Report how many lines contain "this", with no other words.

(Collected data)

================================

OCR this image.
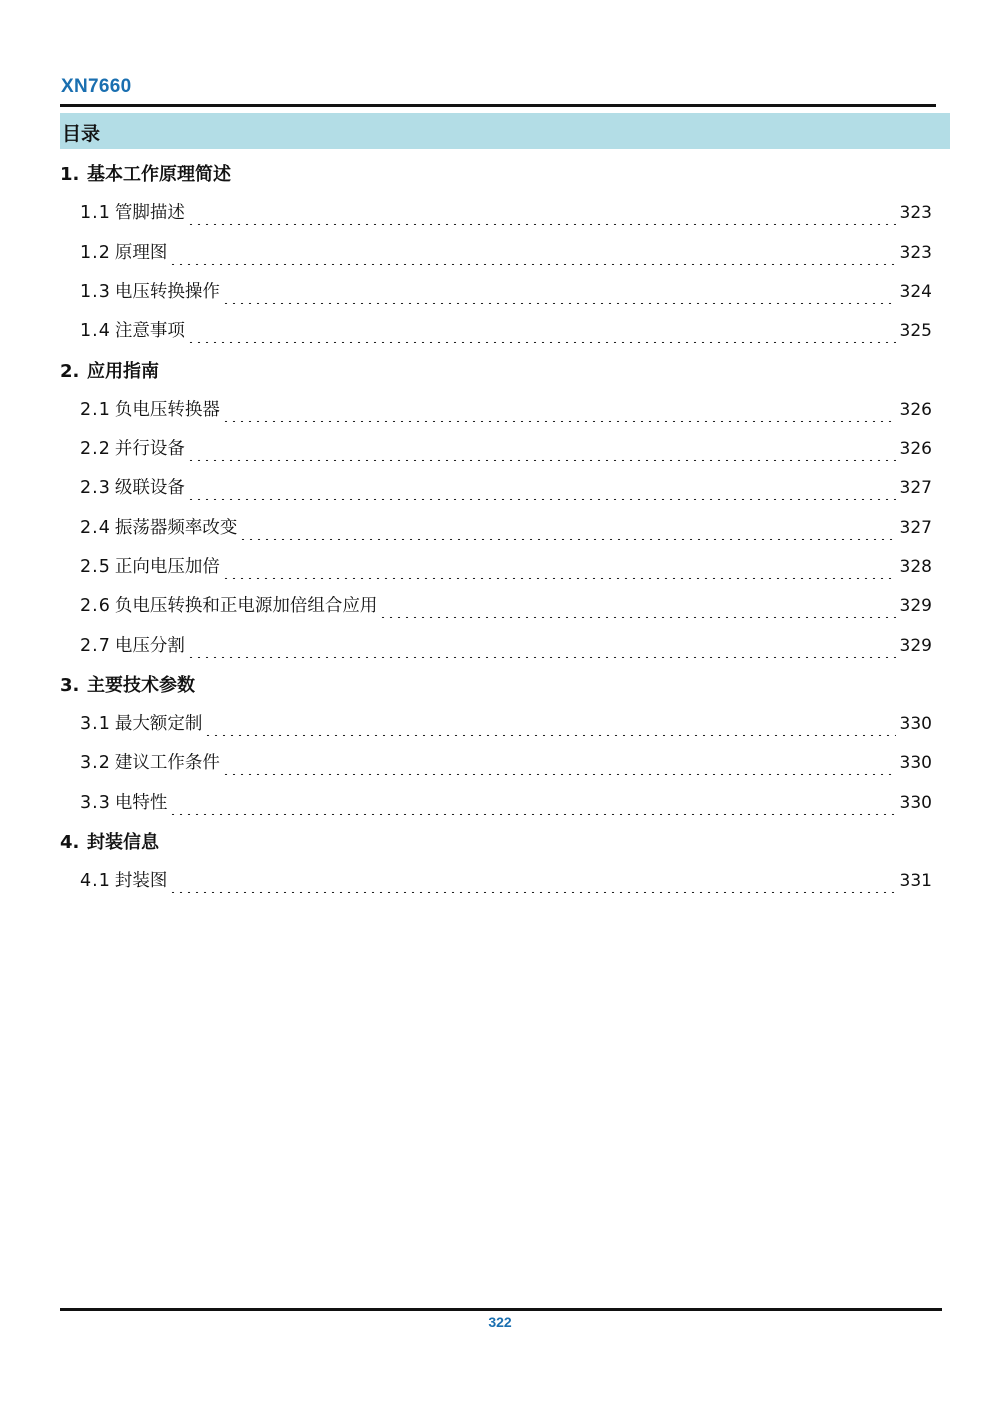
XN7660
目录
1. 基本工作原理简述
1.1 管脚描述	323
1.2 原理图	323
1.3 电压转换操作	324
1.4 注意事项	325
2. 应用指南
2.1 负电压转换器	326
2.2 并行设备	326
2.3 级联设备	327
2.4 振荡器频率改变	327
2.5 正向电压加倍	328
2.6 负电压转换和正电源加倍组合应用	329
2.7 电压分割	329
3. 主要技术参数
3.1 最大额定制	330
3.2 建议工作条件	330
3.3 电特性	330
4. 封装信息
4.1 封装图	331
322
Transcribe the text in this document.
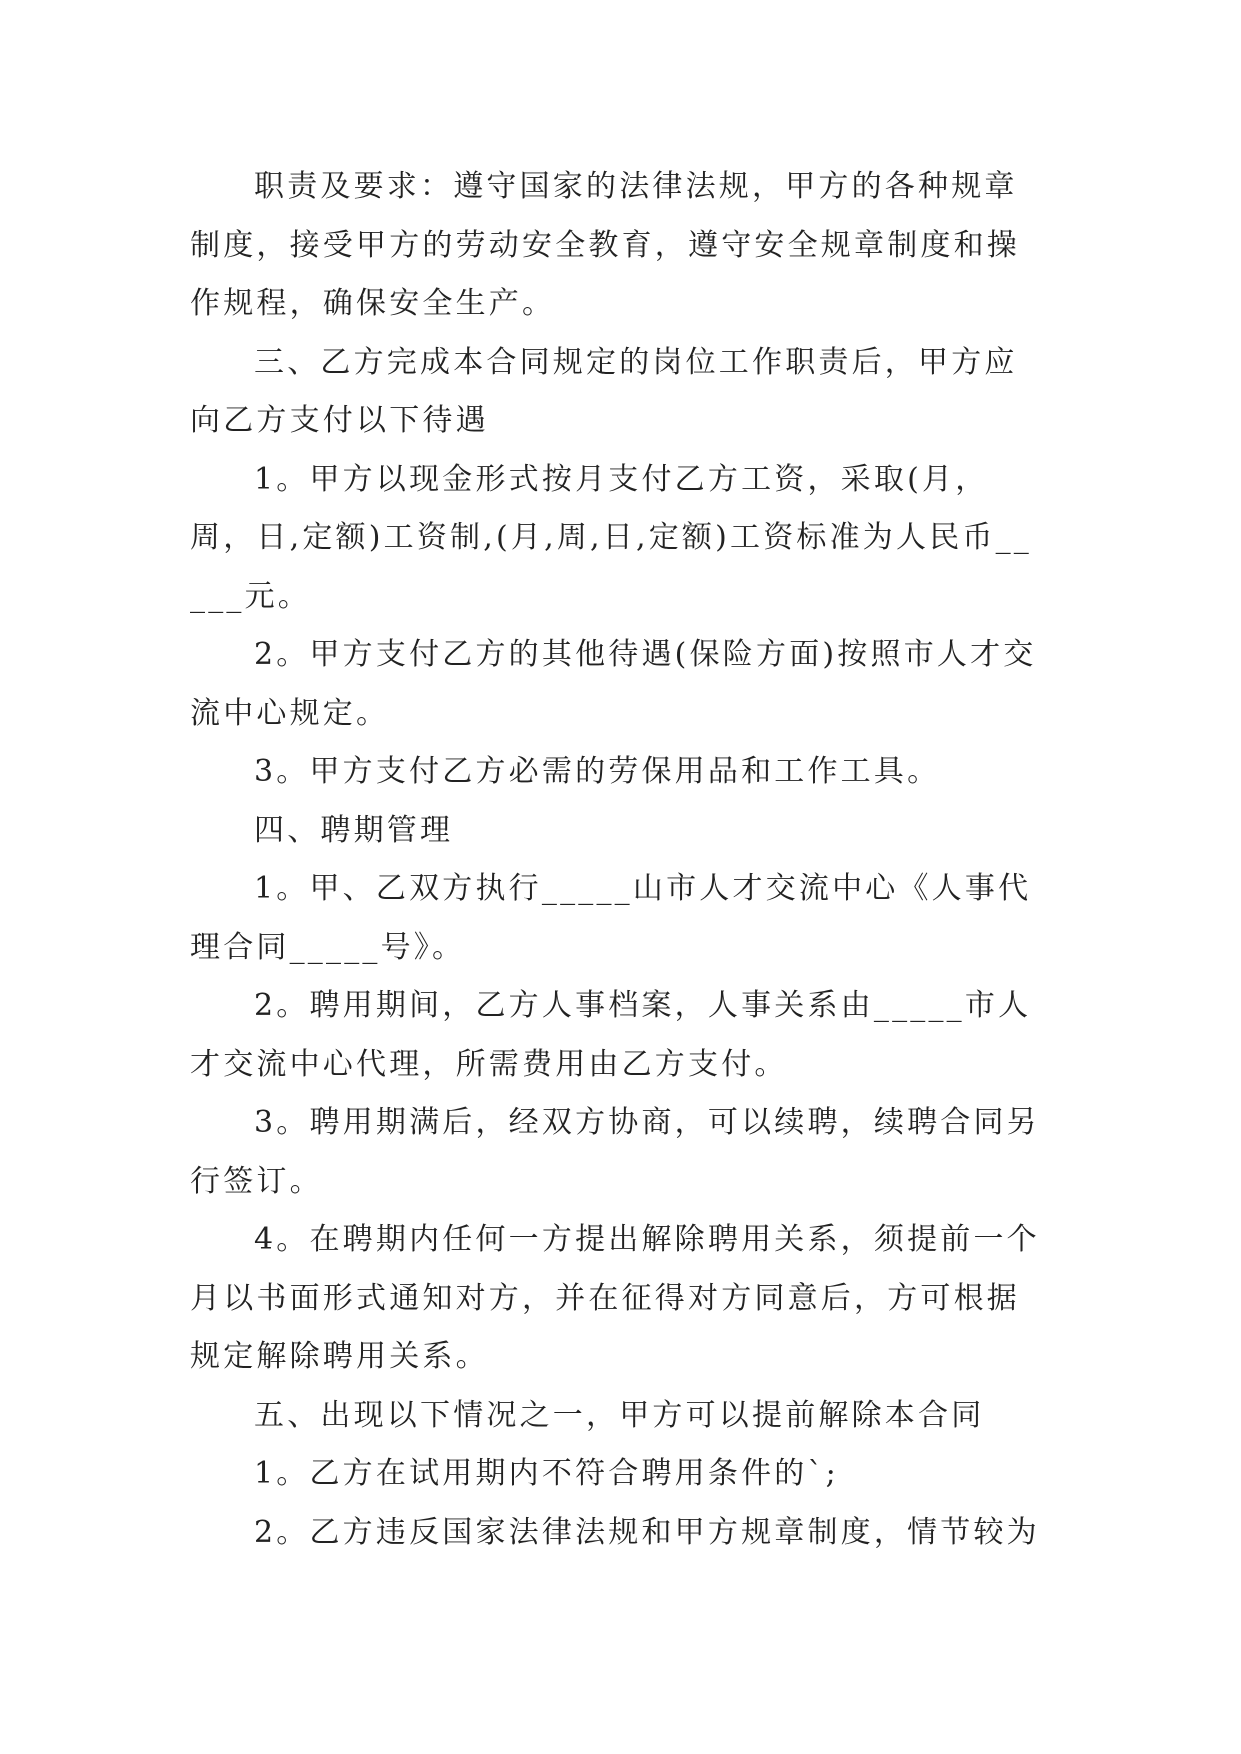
职责及要求：遵守国家的法律法规，甲方的各种规章制度，接受甲方的劳动安全教育，遵守安全规章制度和操作规程，确保安全生产。

三、乙方完成本合同规定的岗位工作职责后，甲方应向乙方支付以下待遇

1。甲方以现金形式按月支付乙方工资，采取(月，周，日,定额)工资制,(月,周,日,定额)工资标准为人民币_____元。

2。甲方支付乙方的其他待遇(保险方面)按照市人才交流中心规定。

3。甲方支付乙方必需的劳保用品和工作工具。

四、聘期管理

1。甲、乙双方执行_____山市人才交流中心《人事代理合同_____号》。

2。聘用期间，乙方人事档案，人事关系由_____市人才交流中心代理，所需费用由乙方支付。

3。聘用期满后，经双方协商，可以续聘，续聘合同另行签订。

4。在聘期内任何一方提出解除聘用关系，须提前一个月以书面形式通知对方，并在征得对方同意后，方可根据规定解除聘用关系。

五、出现以下情况之一，甲方可以提前解除本合同

1。乙方在试用期内不符合聘用条件的`;

2。乙方违反国家法律法规和甲方规章制度，情节较为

================================

**Result**
2